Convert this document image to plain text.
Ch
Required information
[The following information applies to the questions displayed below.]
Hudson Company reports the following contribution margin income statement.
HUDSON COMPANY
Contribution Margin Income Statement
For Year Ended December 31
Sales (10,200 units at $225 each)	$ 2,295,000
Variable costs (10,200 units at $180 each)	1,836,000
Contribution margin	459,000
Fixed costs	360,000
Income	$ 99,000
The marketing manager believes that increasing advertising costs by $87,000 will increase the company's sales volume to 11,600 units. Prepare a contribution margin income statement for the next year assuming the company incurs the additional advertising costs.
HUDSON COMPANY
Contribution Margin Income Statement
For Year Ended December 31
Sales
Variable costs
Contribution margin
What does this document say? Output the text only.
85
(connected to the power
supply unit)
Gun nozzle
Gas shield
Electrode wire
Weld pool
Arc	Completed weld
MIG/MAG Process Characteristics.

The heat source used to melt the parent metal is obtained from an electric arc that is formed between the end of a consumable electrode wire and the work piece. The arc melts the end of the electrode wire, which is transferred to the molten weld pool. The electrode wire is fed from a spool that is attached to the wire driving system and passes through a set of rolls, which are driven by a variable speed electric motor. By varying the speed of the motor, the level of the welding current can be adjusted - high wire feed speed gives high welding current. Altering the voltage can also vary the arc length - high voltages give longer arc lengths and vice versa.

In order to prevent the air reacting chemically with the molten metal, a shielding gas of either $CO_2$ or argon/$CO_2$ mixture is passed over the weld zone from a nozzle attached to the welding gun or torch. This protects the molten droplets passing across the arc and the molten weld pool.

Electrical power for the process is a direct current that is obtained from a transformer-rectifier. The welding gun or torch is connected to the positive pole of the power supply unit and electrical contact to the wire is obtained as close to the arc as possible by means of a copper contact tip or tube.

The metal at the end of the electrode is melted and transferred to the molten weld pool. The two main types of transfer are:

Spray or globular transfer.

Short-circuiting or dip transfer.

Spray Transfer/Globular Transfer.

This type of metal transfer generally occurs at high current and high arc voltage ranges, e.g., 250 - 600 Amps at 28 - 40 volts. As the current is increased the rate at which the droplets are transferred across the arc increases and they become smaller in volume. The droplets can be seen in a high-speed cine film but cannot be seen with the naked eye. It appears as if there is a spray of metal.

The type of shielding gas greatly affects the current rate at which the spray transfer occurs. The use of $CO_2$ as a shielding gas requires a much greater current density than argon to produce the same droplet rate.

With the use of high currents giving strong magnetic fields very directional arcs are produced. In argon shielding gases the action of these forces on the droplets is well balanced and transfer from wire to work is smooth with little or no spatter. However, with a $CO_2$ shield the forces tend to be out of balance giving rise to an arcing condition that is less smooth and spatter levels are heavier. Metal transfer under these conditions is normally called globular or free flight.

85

○ ○ ○ ○ ○ ○ ○

**Set task:**
Write out the whole listing again, exactly as it stands.

**Output:**
Convert this document image to plain text.
Ch
Required information
[The following information applies to the questions displayed below.]
Hudson Company reports the following contribution margin income statement.
HUDSON COMPANY
Contribution Margin Income Statement
For Year Ended December 31
Sales (10,200 units at $225 each)	$ 2,295,000
Variable costs (10,200 units at $180 each)	1,836,000
Contribution margin	459,000
Fixed costs	360,000
Income	$ 99,000
The marketing manager believes that increasing advertising costs by $87,000 will increase the company's sales volume to 11,600 units. Prepare a contribution margin income statement for the next year assuming the company incurs the additional advertising costs.
HUDSON COMPANY
Contribution Margin Income Statement
For Year Ended December 31
Sales
Variable costs
Contribution margin
What does this document say? Output the text only.
85
(connected to the power
supply unit)
Gun nozzle
Gas shield
Electrode wire
Weld pool
Arc	Completed weld
MIG/MAG Process Characteristics.

The heat source used to melt the parent metal is obtained from an electric arc that is formed between the end of a consumable electrode wire and the work piece. The arc melts the end of the electrode wire, which is transferred to the molten weld pool. The electrode wire is fed from a spool that is attached to the wire driving system and passes through a set of rolls, which are driven by a variable speed electric motor. By varying the speed of the motor, the level of the welding current can be adjusted - high wire feed speed gives high welding current. Altering the voltage can also vary the arc length - high voltages give longer arc lengths and vice versa.

In order to prevent the air reacting chemically with the molten metal, a shielding gas of either $CO_2$ or argon/$CO_2$ mixture is passed over the weld zone from a nozzle attached to the welding gun or torch. This protects the molten droplets passing across the arc and the molten weld pool.

Electrical power for the process is a direct current that is obtained from a transformer-rectifier. The welding gun or torch is connected to the positive pole of the power supply unit and electrical contact to the wire is obtained as close to the arc as possible by means of a copper contact tip or tube.

The metal at the end of the electrode is melted and transferred to the molten weld pool. The two main types of transfer are:

Spray or globular transfer.

Short-circuiting or dip transfer.

Spray Transfer/Globular Transfer.

This type of metal transfer generally occurs at high current and high arc voltage ranges, e.g., 250 - 600 Amps at 28 - 40 volts. As the current is increased the rate at which the droplets are transferred across the arc increases and they become smaller in volume. The droplets can be seen in a high-speed cine film but cannot be seen with the naked eye. It appears as if there is a spray of metal.

The type of shielding gas greatly affects the current rate at which the spray transfer occurs. The use of $CO_2$ as a shielding gas requires a much greater current density than argon to produce the same droplet rate.

With the use of high currents giving strong magnetic fields very directional arcs are produced. In argon shielding gases the action of these forces on the droplets is well balanced and transfer from wire to work is smooth with little or no spatter. However, with a $CO_2$ shield the forces tend to be out of balance giving rise to an arcing condition that is less smooth and spatter levels are heavier. Metal transfer under these conditions is normally called globular or free flight.

85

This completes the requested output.